• Data shown:
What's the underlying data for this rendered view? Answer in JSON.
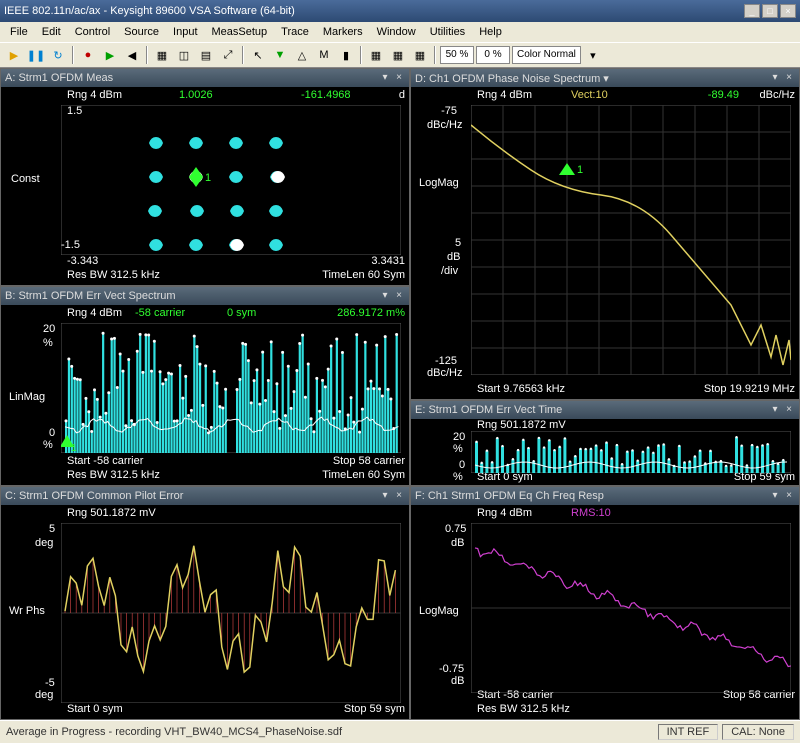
{
  "title": "IEEE 802.11n/ac/ax - Keysight 89600 VSA Software (64-bit)",
  "menu": [
    "File",
    "Edit",
    "Control",
    "Source",
    "Input",
    "MeasSetup",
    "Trace",
    "Markers",
    "Window",
    "Utilities",
    "Help"
  ],
  "toolbar_pct1": "50 %",
  "toolbar_pct2": "0 %",
  "color_mode": "Color Normal",
  "status_left": "Average in Progress - recording VHT_BW40_MCS4_PhaseNoise.sdf",
  "status_intref": "INT REF",
  "status_cal": "CAL: None",
  "panels": {
    "a": {
      "title": "A: Strm1 OFDM Meas",
      "rng": "Rng 4 dBm",
      "v1": "1.0026",
      "v2": "-161.4968",
      "unit": "d",
      "ylbl": "Const",
      "ytop": "1.5",
      "ybot": "-1.5",
      "xlo": "-3.343",
      "xhi": "3.3431",
      "b1": "Res BW 312.5 kHz",
      "b2": "TimeLen 60  Sym",
      "points_cyan": [
        [
          95,
          38
        ],
        [
          135,
          38
        ],
        [
          175,
          38
        ],
        [
          215,
          38
        ],
        [
          95,
          72
        ],
        [
          175,
          72
        ],
        [
          216,
          72
        ],
        [
          94,
          106
        ],
        [
          136,
          106
        ],
        [
          176,
          106
        ],
        [
          215,
          106
        ],
        [
          95,
          140
        ],
        [
          135,
          140
        ],
        [
          175,
          140
        ],
        [
          215,
          140
        ]
      ],
      "points_white": [
        [
          135,
          72
        ],
        [
          176,
          140
        ],
        [
          217,
          72
        ]
      ],
      "marker": [
        135,
        72
      ],
      "marker_lbl": "1"
    },
    "b": {
      "title": "B: Strm1 OFDM Err Vect Spectrum",
      "rng": "Rng 4 dBm",
      "v1": "-58 carrier",
      "v2": "0 sym",
      "v3": "286.9172 m%",
      "ylbl": "LinMag",
      "ytop": "20",
      "yunit": "%",
      "ybot": "0",
      "ybotu": "%",
      "b1": "Start -58  carrier",
      "b2": "Stop 58  carrier",
      "b3": "Res BW 312.5 kHz",
      "b4": "TimeLen 60  Sym",
      "marker_lbl": "1"
    },
    "c": {
      "title": "C: Strm1 OFDM Common Pilot Error",
      "rng": "Rng 501.1872 mV",
      "ylbl": "Wr Phs",
      "ytop": "5",
      "yunit": "deg",
      "ybot": "-5",
      "ybotu": "deg",
      "b1": "Start 0  sym",
      "b2": "Stop 59  sym"
    },
    "d": {
      "title": "D: Ch1 OFDM Phase Noise Spectrum",
      "rng": "Rng 4 dBm",
      "vect": "Vect:10",
      "v1": "-89.49",
      "unit": "dBc/Hz",
      "ytop": "-75",
      "ytopu": "dBc/Hz",
      "ylbl": "LogMag",
      "ymid1": "5",
      "ymid1u": "dB",
      "ymid2": "/div",
      "ybot": "-125",
      "ybotu": "dBc/Hz",
      "b1": "Start 9.76563 kHz",
      "b2": "Stop 19.9219 MHz",
      "marker_lbl": "1"
    },
    "e": {
      "title": "E: Strm1 OFDM Err Vect Time",
      "rng": "Rng 501.1872 mV",
      "ytop": "20",
      "yunit": "%",
      "ybot": "0",
      "ybotu": "%",
      "b1": "Start 0  sym",
      "b2": "Stop 59  sym"
    },
    "f": {
      "title": "F: Ch1 Strm1 OFDM Eq Ch Freq Resp",
      "rng": "Rng 4 dBm",
      "rms": "RMS:10",
      "ytop": "0.75",
      "ytopu": "dB",
      "ylbl": "LogMag",
      "ybot": "-0.75",
      "ybotu": "dB",
      "b1": "Start -58  carrier",
      "b2": "Stop 58  carrier",
      "b3": "Res BW 312.5 kHz"
    }
  },
  "colors": {
    "cyan": "#30e0e0",
    "green": "#30ff30",
    "yellow": "#e0d060",
    "magenta": "#d040d0",
    "red": "#c04040",
    "white": "#ffffff"
  }
}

• Problem statement:
Every line of the data above should be quoted exactly. Omit the pictures.

• Reply:
What's the underlying data for this rendered view? Answer in JSON.
{
  "title": "IEEE 802.11n/ac/ax - Keysight 89600 VSA Software (64-bit)",
  "menu": [
    "File",
    "Edit",
    "Control",
    "Source",
    "Input",
    "MeasSetup",
    "Trace",
    "Markers",
    "Window",
    "Utilities",
    "Help"
  ],
  "toolbar_pct1": "50 %",
  "toolbar_pct2": "0 %",
  "color_mode": "Color Normal",
  "status_left": "Average in Progress - recording VHT_BW40_MCS4_PhaseNoise.sdf",
  "status_intref": "INT REF",
  "status_cal": "CAL: None",
  "panels": {
    "a": {
      "title": "A: Strm1 OFDM Meas",
      "rng": "Rng 4 dBm",
      "v1": "1.0026",
      "v2": "-161.4968",
      "unit": "d",
      "ylbl": "Const",
      "ytop": "1.5",
      "ybot": "-1.5",
      "xlo": "-3.343",
      "xhi": "3.3431",
      "b1": "Res BW 312.5 kHz",
      "b2": "TimeLen 60  Sym",
      "points_cyan": [
        [
          95,
          38
        ],
        [
          135,
          38
        ],
        [
          175,
          38
        ],
        [
          215,
          38
        ],
        [
          95,
          72
        ],
        [
          175,
          72
        ],
        [
          216,
          72
        ],
        [
          94,
          106
        ],
        [
          136,
          106
        ],
        [
          176,
          106
        ],
        [
          215,
          106
        ],
        [
          95,
          140
        ],
        [
          135,
          140
        ],
        [
          175,
          140
        ],
        [
          215,
          140
        ]
      ],
      "points_white": [
        [
          135,
          72
        ],
        [
          176,
          140
        ],
        [
          217,
          72
        ]
      ],
      "marker": [
        135,
        72
      ],
      "marker_lbl": "1"
    },
    "b": {
      "title": "B: Strm1 OFDM Err Vect Spectrum",
      "rng": "Rng 4 dBm",
      "v1": "-58 carrier",
      "v2": "0 sym",
      "v3": "286.9172 m%",
      "ylbl": "LinMag",
      "ytop": "20",
      "yunit": "%",
      "ybot": "0",
      "ybotu": "%",
      "b1": "Start -58  carrier",
      "b2": "Stop 58  carrier",
      "b3": "Res BW 312.5 kHz",
      "b4": "TimeLen 60  Sym",
      "marker_lbl": "1"
    },
    "c": {
      "title": "C: Strm1 OFDM Common Pilot Error",
      "rng": "Rng 501.1872 mV",
      "ylbl": "Wr Phs",
      "ytop": "5",
      "yunit": "deg",
      "ybot": "-5",
      "ybotu": "deg",
      "b1": "Start 0  sym",
      "b2": "Stop 59  sym"
    },
    "d": {
      "title": "D: Ch1 OFDM Phase Noise Spectrum",
      "rng": "Rng 4 dBm",
      "vect": "Vect:10",
      "v1": "-89.49",
      "unit": "dBc/Hz",
      "ytop": "-75",
      "ytopu": "dBc/Hz",
      "ylbl": "LogMag",
      "ymid1": "5",
      "ymid1u": "dB",
      "ymid2": "/div",
      "ybot": "-125",
      "ybotu": "dBc/Hz",
      "b1": "Start 9.76563 kHz",
      "b2": "Stop 19.9219 MHz",
      "marker_lbl": "1"
    },
    "e": {
      "title": "E: Strm1 OFDM Err Vect Time",
      "rng": "Rng 501.1872 mV",
      "ytop": "20",
      "yunit": "%",
      "ybot": "0",
      "ybotu": "%",
      "b1": "Start 0  sym",
      "b2": "Stop 59  sym"
    },
    "f": {
      "title": "F: Ch1 Strm1 OFDM Eq Ch Freq Resp",
      "rng": "Rng 4 dBm",
      "rms": "RMS:10",
      "ytop": "0.75",
      "ytopu": "dB",
      "ylbl": "LogMag",
      "ybot": "-0.75",
      "ybotu": "dB",
      "b1": "Start -58  carrier",
      "b2": "Stop 58  carrier",
      "b3": "Res BW 312.5 kHz"
    }
  },
  "colors": {
    "cyan": "#30e0e0",
    "green": "#30ff30",
    "yellow": "#e0d060",
    "magenta": "#d040d0",
    "red": "#c04040",
    "white": "#ffffff"
  }
}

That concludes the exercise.